**Exercise prompt**. Copy out the data exactly, leaving the pictures behind.

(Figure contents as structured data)

------------------------------------

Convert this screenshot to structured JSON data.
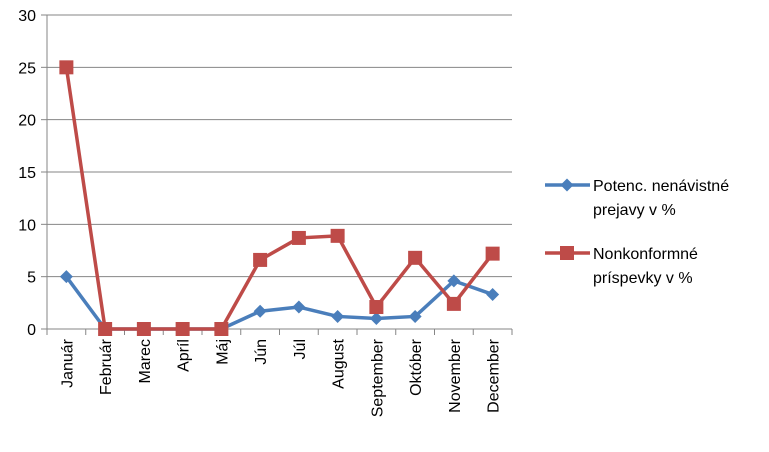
{
  "chart_data": {
    "type": "line",
    "categories": [
      "Január",
      "Február",
      "Marec",
      "Apríl",
      "Máj",
      "Jún",
      "Júl",
      "August",
      "September",
      "Október",
      "November",
      "December"
    ],
    "series": [
      {
        "name": "Potenc. nenávistné prejavy v %",
        "legend_lines": [
          "Potenc. nenávistné",
          "prejavy v %"
        ],
        "color": "#4a7ebb",
        "marker": "diamond",
        "values": [
          5,
          0,
          0,
          0,
          0,
          1.7,
          2.1,
          1.2,
          1.0,
          1.2,
          4.6,
          3.3
        ]
      },
      {
        "name": "Nonkonformné príspevky v %",
        "legend_lines": [
          "Nonkonformné",
          "príspevky v %"
        ],
        "color": "#be4b48",
        "marker": "square",
        "values": [
          25,
          0,
          0,
          0,
          0,
          6.6,
          8.7,
          8.9,
          2.1,
          6.8,
          2.4,
          7.2
        ]
      }
    ],
    "yticks": [
      0,
      5,
      10,
      15,
      20,
      25,
      30
    ],
    "ylim": [
      0,
      30
    ],
    "grid": true,
    "legend_position": "right",
    "title": "",
    "xlabel": "",
    "ylabel": ""
  }
}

------------------------------------

**Solution for this exercise**.
Convert this screenshot to structured JSON data.
{
  "chart_data": {
    "type": "line",
    "categories": [
      "Január",
      "Február",
      "Marec",
      "Apríl",
      "Máj",
      "Jún",
      "Júl",
      "August",
      "September",
      "Október",
      "November",
      "December"
    ],
    "series": [
      {
        "name": "Potenc. nenávistné prejavy v %",
        "legend_lines": [
          "Potenc. nenávistné",
          "prejavy v %"
        ],
        "color": "#4a7ebb",
        "marker": "diamond",
        "values": [
          5,
          0,
          0,
          0,
          0,
          1.7,
          2.1,
          1.2,
          1.0,
          1.2,
          4.6,
          3.3
        ]
      },
      {
        "name": "Nonkonformné príspevky v %",
        "legend_lines": [
          "Nonkonformné",
          "príspevky v %"
        ],
        "color": "#be4b48",
        "marker": "square",
        "values": [
          25,
          0,
          0,
          0,
          0,
          6.6,
          8.7,
          8.9,
          2.1,
          6.8,
          2.4,
          7.2
        ]
      }
    ],
    "yticks": [
      0,
      5,
      10,
      15,
      20,
      25,
      30
    ],
    "ylim": [
      0,
      30
    ],
    "grid": true,
    "legend_position": "right",
    "title": "",
    "xlabel": "",
    "ylabel": ""
  }
}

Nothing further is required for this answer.